__SHORT PROBLEM__
Using the records below, locate all lines containing "Approximation" and return them.

# Start of RECORDS FOR THE TASK

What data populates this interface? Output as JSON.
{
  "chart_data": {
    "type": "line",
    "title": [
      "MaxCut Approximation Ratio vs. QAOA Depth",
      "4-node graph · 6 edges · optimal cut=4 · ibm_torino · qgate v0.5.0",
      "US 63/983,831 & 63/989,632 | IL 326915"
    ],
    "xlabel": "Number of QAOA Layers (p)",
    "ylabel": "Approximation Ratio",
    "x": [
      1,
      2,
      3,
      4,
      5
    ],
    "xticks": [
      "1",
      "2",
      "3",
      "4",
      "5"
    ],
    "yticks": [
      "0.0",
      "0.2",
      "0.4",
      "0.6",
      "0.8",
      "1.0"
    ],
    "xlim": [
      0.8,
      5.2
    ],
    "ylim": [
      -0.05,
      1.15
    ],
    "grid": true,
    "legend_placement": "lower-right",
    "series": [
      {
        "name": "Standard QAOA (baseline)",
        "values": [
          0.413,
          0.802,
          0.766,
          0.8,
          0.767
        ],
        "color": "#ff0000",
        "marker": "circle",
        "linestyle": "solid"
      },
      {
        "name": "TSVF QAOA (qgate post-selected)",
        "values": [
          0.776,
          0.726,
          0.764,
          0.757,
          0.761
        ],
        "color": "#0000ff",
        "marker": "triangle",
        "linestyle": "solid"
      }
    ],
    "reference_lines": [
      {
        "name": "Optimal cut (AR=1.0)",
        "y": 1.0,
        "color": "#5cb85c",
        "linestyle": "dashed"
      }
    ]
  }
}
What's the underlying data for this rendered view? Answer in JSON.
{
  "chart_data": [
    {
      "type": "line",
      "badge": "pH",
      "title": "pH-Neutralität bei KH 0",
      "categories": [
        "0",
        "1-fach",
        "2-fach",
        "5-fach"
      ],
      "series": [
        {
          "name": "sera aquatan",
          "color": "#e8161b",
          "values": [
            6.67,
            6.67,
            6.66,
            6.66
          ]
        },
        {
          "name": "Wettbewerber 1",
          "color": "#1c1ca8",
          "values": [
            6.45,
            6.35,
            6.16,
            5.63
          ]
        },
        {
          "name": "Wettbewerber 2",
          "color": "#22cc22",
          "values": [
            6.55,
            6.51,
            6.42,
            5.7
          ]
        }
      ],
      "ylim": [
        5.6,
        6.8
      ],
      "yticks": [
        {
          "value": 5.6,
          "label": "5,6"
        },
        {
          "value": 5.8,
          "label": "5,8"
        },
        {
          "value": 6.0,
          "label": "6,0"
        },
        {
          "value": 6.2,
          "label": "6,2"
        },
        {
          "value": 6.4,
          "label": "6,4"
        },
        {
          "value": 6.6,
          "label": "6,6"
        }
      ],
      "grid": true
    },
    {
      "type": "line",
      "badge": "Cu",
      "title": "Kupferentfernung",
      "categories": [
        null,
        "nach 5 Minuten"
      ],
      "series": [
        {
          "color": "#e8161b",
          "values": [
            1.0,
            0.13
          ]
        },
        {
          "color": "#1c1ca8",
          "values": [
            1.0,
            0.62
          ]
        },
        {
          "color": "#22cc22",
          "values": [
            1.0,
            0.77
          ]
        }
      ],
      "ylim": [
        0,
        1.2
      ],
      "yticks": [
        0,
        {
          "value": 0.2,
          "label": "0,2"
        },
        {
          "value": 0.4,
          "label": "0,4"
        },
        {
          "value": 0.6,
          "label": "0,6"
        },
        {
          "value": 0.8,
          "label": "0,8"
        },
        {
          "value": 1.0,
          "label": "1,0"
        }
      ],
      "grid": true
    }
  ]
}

# End of RECORDS FOR THE TASK

__EXERCISE SOLUTION__
      "MaxCut Approximation Ratio vs. QAOA Depth",
    "ylabel": "Approximation Ratio",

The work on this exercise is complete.